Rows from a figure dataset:
-=-=-
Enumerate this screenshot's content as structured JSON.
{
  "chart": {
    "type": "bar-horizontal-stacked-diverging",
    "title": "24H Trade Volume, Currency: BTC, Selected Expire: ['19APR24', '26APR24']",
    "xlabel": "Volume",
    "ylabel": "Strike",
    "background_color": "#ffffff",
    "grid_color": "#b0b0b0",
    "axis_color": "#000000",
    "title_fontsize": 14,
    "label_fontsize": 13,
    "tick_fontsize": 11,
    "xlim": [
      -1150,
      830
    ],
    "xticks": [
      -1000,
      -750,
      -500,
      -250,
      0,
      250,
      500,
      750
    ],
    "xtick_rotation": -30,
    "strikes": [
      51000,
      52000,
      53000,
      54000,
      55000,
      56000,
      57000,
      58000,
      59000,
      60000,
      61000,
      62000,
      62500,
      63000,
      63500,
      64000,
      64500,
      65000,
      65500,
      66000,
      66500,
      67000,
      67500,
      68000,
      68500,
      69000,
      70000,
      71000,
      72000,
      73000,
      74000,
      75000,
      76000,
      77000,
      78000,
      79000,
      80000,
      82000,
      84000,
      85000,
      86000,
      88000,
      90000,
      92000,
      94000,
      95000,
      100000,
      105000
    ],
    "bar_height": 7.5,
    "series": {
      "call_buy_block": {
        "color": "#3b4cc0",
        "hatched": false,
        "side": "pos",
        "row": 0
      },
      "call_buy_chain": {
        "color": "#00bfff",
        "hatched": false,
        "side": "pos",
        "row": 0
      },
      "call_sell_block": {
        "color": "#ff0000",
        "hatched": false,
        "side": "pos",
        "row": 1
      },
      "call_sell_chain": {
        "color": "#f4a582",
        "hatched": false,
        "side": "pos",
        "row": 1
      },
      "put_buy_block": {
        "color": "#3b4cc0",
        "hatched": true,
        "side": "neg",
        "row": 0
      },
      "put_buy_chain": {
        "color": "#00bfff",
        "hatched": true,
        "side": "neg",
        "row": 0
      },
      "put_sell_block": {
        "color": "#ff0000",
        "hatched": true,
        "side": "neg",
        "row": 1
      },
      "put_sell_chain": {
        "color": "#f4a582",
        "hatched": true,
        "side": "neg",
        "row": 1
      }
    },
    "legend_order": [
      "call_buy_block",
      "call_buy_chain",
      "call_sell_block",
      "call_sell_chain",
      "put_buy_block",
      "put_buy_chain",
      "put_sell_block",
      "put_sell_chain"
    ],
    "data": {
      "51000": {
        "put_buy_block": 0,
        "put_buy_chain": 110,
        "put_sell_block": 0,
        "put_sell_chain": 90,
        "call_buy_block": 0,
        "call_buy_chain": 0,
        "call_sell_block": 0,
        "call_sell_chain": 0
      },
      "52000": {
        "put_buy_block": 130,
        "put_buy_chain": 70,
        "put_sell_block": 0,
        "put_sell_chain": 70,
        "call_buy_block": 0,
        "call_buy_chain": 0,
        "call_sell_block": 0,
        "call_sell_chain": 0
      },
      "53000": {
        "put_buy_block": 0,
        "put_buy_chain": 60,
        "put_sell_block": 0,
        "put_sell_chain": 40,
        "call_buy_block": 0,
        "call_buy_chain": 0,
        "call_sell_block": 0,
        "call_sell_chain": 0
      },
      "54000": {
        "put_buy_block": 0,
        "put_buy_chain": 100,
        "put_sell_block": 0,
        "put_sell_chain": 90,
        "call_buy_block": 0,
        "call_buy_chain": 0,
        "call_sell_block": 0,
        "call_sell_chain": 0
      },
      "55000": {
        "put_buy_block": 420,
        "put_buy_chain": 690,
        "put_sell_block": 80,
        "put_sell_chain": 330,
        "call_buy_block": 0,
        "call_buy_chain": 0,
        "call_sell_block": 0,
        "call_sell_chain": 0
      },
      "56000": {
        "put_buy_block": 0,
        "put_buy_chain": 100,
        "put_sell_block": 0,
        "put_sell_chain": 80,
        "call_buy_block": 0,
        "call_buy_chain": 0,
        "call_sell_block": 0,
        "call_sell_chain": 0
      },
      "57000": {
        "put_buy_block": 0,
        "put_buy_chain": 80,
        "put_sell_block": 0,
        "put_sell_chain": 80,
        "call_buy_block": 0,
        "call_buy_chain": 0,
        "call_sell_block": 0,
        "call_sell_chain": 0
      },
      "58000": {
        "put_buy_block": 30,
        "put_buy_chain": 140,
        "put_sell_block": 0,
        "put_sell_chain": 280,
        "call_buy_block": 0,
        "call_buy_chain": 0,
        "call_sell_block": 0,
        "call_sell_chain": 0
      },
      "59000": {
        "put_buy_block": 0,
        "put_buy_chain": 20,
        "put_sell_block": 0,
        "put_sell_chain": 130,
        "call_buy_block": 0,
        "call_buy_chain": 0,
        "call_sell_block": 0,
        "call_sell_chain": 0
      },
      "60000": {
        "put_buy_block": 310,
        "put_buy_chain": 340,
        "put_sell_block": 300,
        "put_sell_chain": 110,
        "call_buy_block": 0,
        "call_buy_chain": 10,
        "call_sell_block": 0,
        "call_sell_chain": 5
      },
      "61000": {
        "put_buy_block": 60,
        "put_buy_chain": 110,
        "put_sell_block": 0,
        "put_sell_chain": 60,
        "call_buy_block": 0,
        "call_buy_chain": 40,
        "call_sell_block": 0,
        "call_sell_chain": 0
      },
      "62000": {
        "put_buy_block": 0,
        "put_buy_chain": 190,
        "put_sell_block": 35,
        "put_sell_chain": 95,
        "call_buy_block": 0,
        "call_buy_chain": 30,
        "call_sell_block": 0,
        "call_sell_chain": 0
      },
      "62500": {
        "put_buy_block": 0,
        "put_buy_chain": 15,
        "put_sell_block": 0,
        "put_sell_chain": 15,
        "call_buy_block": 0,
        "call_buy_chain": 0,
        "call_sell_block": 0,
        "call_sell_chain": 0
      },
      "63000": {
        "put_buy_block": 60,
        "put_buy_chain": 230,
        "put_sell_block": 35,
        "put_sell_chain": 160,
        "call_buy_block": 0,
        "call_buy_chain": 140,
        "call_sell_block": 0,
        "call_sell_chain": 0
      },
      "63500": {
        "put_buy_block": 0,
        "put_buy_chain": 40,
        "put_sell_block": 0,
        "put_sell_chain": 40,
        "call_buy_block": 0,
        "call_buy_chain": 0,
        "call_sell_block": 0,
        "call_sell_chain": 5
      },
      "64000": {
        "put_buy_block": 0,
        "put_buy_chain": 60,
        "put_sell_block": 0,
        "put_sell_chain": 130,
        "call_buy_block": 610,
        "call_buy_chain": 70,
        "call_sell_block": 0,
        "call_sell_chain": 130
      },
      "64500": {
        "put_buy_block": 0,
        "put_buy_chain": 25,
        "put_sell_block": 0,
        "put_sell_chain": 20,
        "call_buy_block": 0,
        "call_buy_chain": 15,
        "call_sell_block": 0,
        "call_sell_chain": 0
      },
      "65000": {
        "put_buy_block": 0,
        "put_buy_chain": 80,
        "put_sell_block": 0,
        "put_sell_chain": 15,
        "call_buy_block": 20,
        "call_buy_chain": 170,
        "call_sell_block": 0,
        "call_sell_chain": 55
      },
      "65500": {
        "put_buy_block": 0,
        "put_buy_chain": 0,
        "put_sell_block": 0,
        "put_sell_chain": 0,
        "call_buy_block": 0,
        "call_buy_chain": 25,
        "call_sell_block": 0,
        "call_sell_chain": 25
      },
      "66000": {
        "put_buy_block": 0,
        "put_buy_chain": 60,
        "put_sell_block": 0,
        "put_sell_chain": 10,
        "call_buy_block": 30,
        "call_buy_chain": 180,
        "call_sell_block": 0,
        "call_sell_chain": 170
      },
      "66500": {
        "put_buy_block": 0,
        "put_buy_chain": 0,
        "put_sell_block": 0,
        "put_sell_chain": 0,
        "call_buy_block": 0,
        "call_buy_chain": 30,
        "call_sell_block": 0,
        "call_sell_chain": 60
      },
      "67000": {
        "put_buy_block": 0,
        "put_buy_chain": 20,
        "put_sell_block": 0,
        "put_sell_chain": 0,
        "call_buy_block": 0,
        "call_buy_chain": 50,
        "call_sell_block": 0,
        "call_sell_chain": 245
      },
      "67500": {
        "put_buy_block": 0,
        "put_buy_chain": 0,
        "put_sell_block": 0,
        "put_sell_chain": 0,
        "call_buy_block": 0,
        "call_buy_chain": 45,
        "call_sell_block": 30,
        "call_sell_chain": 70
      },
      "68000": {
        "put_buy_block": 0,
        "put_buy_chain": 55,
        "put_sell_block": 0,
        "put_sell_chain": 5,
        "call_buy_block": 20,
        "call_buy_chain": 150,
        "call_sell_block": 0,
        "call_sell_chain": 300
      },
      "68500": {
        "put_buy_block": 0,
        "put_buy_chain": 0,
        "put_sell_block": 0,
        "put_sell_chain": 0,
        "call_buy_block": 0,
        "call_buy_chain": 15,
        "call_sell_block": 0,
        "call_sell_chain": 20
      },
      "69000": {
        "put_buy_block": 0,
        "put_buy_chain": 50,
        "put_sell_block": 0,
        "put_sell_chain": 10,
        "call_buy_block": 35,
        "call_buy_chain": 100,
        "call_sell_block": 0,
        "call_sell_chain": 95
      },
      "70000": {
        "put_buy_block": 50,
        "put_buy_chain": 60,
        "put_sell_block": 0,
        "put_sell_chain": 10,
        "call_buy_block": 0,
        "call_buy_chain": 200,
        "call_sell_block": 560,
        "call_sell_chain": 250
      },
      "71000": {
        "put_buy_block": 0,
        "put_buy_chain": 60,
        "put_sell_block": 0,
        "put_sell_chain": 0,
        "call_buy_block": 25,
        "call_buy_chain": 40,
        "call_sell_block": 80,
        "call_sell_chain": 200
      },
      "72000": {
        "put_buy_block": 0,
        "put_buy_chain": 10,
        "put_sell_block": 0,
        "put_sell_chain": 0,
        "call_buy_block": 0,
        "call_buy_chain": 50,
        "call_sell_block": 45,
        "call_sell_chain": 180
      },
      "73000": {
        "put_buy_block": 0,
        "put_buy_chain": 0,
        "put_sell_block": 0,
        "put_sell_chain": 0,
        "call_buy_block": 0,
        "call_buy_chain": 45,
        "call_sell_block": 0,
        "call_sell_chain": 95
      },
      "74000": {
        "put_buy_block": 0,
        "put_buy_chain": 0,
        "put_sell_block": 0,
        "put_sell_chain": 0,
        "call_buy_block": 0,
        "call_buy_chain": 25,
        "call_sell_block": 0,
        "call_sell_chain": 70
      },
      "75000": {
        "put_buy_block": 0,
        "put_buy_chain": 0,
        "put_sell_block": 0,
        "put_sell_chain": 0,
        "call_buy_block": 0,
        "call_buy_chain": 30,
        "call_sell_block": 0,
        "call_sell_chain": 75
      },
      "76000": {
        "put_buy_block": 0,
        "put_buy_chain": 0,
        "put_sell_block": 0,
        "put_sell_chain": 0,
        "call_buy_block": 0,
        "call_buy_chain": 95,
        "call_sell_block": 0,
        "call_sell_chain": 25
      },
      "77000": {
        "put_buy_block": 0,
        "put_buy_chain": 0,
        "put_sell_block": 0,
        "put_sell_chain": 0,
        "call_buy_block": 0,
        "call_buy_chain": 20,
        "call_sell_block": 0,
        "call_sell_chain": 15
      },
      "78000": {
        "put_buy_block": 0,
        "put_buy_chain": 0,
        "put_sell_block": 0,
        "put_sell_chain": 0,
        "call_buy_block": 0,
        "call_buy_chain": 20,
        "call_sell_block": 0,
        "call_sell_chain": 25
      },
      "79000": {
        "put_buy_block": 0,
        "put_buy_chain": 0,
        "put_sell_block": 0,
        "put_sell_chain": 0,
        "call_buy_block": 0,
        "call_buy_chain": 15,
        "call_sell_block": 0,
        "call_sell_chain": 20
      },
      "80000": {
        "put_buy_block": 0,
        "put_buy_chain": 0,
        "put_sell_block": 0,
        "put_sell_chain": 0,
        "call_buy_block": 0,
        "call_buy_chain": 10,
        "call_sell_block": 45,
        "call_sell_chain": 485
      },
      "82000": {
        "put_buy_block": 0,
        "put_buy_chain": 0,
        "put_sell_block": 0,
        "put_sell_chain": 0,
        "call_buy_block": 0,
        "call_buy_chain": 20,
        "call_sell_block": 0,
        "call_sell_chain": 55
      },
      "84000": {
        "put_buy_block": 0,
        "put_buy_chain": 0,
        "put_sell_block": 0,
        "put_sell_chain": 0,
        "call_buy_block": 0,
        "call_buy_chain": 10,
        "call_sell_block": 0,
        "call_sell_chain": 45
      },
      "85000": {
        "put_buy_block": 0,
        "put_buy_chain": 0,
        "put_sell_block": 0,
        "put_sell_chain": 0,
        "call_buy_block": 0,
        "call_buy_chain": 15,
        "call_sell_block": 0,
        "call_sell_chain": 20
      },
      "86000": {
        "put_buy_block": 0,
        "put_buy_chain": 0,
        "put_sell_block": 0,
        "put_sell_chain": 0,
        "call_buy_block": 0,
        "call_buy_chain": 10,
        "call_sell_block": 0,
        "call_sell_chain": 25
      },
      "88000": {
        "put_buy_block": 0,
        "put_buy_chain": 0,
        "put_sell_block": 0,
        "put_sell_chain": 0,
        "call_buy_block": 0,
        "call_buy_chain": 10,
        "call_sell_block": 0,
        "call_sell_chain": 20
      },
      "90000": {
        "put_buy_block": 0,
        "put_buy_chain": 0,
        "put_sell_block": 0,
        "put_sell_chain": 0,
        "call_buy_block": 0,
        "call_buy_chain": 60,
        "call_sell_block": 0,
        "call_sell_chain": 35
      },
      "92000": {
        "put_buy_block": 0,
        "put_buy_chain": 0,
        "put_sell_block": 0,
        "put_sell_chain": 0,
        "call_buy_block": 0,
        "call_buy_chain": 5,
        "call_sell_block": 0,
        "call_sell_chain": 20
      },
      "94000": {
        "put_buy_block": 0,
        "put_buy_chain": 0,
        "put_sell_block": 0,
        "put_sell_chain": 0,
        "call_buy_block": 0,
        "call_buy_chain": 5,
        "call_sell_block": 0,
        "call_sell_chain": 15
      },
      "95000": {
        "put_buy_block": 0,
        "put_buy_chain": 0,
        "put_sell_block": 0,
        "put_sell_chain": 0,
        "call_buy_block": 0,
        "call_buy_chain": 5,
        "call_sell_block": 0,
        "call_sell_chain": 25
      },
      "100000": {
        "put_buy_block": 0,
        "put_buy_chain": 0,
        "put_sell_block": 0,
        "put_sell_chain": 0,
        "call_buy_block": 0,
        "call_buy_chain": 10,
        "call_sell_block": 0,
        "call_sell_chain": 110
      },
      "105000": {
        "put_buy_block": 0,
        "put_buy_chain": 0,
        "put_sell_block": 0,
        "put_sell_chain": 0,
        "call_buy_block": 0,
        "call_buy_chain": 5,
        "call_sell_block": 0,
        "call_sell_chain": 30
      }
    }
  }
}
-=-=-
• Challenge
Find and copy each line above that includes the string "Volume".

• Written solution
    "title": "24H Trade Volume, Currency: BTC, Selected Expire: ['19APR24', '26APR24']",
    "xlabel": "Volume",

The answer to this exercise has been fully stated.